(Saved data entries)
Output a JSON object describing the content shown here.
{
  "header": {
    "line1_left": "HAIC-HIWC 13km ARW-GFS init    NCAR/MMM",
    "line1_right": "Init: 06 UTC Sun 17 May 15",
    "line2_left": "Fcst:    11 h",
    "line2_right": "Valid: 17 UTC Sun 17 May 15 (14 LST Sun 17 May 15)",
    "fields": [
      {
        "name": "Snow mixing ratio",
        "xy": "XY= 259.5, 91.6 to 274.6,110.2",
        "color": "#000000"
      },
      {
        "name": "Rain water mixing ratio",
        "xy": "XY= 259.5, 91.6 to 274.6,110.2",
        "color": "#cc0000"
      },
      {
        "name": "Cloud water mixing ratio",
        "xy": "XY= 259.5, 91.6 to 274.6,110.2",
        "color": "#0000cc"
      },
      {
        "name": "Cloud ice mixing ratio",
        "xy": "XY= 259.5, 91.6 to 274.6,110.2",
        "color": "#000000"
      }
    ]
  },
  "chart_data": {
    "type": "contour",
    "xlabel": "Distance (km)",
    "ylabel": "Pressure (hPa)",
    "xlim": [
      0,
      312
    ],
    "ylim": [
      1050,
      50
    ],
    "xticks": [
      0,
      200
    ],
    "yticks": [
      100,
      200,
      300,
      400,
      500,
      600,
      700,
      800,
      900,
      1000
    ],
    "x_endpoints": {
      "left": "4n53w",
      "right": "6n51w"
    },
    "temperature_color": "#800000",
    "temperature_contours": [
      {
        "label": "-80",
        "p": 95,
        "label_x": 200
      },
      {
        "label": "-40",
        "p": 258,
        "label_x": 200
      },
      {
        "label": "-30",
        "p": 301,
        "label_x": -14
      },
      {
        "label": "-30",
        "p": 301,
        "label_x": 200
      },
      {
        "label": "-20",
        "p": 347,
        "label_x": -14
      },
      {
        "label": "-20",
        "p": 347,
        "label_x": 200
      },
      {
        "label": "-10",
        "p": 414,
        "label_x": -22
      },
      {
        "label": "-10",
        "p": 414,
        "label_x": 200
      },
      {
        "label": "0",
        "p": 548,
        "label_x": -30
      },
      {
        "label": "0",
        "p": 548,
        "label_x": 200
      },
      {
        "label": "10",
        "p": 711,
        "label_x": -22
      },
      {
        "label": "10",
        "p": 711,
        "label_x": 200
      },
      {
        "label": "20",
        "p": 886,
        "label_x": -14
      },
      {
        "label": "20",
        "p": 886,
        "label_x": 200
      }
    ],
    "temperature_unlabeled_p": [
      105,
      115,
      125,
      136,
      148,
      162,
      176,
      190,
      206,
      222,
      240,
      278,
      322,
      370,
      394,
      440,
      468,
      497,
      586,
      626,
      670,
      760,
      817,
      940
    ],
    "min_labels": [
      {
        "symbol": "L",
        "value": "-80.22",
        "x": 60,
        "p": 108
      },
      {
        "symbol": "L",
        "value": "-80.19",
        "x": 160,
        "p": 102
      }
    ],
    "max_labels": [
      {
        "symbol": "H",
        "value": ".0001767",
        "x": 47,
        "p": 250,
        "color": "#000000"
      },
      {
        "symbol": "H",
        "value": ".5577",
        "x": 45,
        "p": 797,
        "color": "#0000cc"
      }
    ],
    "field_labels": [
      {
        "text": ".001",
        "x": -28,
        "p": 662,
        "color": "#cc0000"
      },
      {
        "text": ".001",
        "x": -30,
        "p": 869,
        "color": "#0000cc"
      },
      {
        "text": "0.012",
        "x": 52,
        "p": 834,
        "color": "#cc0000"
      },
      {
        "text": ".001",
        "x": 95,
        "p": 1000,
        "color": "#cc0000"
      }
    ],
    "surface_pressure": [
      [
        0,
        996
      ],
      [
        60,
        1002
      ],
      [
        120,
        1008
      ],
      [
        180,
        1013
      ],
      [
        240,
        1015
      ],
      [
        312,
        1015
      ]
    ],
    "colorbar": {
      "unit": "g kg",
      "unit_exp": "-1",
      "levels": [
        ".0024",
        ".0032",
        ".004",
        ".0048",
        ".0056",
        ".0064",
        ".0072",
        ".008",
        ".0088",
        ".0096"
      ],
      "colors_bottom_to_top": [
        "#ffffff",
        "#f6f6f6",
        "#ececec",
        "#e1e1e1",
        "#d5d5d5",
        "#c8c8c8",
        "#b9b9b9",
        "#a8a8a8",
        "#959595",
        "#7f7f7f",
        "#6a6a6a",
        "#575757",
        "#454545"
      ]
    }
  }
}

• _What to do_: Return every record above exactly as it appears.

• _Final answer_:
Output a JSON object describing the content shown here.
{
  "header": {
    "line1_left": "HAIC-HIWC 13km ARW-GFS init    NCAR/MMM",
    "line1_right": "Init: 06 UTC Sun 17 May 15",
    "line2_left": "Fcst:    11 h",
    "line2_right": "Valid: 17 UTC Sun 17 May 15 (14 LST Sun 17 May 15)",
    "fields": [
      {
        "name": "Snow mixing ratio",
        "xy": "XY= 259.5, 91.6 to 274.6,110.2",
        "color": "#000000"
      },
      {
        "name": "Rain water mixing ratio",
        "xy": "XY= 259.5, 91.6 to 274.6,110.2",
        "color": "#cc0000"
      },
      {
        "name": "Cloud water mixing ratio",
        "xy": "XY= 259.5, 91.6 to 274.6,110.2",
        "color": "#0000cc"
      },
      {
        "name": "Cloud ice mixing ratio",
        "xy": "XY= 259.5, 91.6 to 274.6,110.2",
        "color": "#000000"
      }
    ]
  },
  "chart_data": {
    "type": "contour",
    "xlabel": "Distance (km)",
    "ylabel": "Pressure (hPa)",
    "xlim": [
      0,
      312
    ],
    "ylim": [
      1050,
      50
    ],
    "xticks": [
      0,
      200
    ],
    "yticks": [
      100,
      200,
      300,
      400,
      500,
      600,
      700,
      800,
      900,
      1000
    ],
    "x_endpoints": {
      "left": "4n53w",
      "right": "6n51w"
    },
    "temperature_color": "#800000",
    "temperature_contours": [
      {
        "label": "-80",
        "p": 95,
        "label_x": 200
      },
      {
        "label": "-40",
        "p": 258,
        "label_x": 200
      },
      {
        "label": "-30",
        "p": 301,
        "label_x": -14
      },
      {
        "label": "-30",
        "p": 301,
        "label_x": 200
      },
      {
        "label": "-20",
        "p": 347,
        "label_x": -14
      },
      {
        "label": "-20",
        "p": 347,
        "label_x": 200
      },
      {
        "label": "-10",
        "p": 414,
        "label_x": -22
      },
      {
        "label": "-10",
        "p": 414,
        "label_x": 200
      },
      {
        "label": "0",
        "p": 548,
        "label_x": -30
      },
      {
        "label": "0",
        "p": 548,
        "label_x": 200
      },
      {
        "label": "10",
        "p": 711,
        "label_x": -22
      },
      {
        "label": "10",
        "p": 711,
        "label_x": 200
      },
      {
        "label": "20",
        "p": 886,
        "label_x": -14
      },
      {
        "label": "20",
        "p": 886,
        "label_x": 200
      }
    ],
    "temperature_unlabeled_p": [
      105,
      115,
      125,
      136,
      148,
      162,
      176,
      190,
      206,
      222,
      240,
      278,
      322,
      370,
      394,
      440,
      468,
      497,
      586,
      626,
      670,
      760,
      817,
      940
    ],
    "min_labels": [
      {
        "symbol": "L",
        "value": "-80.22",
        "x": 60,
        "p": 108
      },
      {
        "symbol": "L",
        "value": "-80.19",
        "x": 160,
        "p": 102
      }
    ],
    "max_labels": [
      {
        "symbol": "H",
        "value": ".0001767",
        "x": 47,
        "p": 250,
        "color": "#000000"
      },
      {
        "symbol": "H",
        "value": ".5577",
        "x": 45,
        "p": 797,
        "color": "#0000cc"
      }
    ],
    "field_labels": [
      {
        "text": ".001",
        "x": -28,
        "p": 662,
        "color": "#cc0000"
      },
      {
        "text": ".001",
        "x": -30,
        "p": 869,
        "color": "#0000cc"
      },
      {
        "text": "0.012",
        "x": 52,
        "p": 834,
        "color": "#cc0000"
      },
      {
        "text": ".001",
        "x": 95,
        "p": 1000,
        "color": "#cc0000"
      }
    ],
    "surface_pressure": [
      [
        0,
        996
      ],
      [
        60,
        1002
      ],
      [
        120,
        1008
      ],
      [
        180,
        1013
      ],
      [
        240,
        1015
      ],
      [
        312,
        1015
      ]
    ],
    "colorbar": {
      "unit": "g kg",
      "unit_exp": "-1",
      "levels": [
        ".0024",
        ".0032",
        ".004",
        ".0048",
        ".0056",
        ".0064",
        ".0072",
        ".008",
        ".0088",
        ".0096"
      ],
      "colors_bottom_to_top": [
        "#ffffff",
        "#f6f6f6",
        "#ececec",
        "#e1e1e1",
        "#d5d5d5",
        "#c8c8c8",
        "#b9b9b9",
        "#a8a8a8",
        "#959595",
        "#7f7f7f",
        "#6a6a6a",
        "#575757",
        "#454545"
      ]
    }
  }
}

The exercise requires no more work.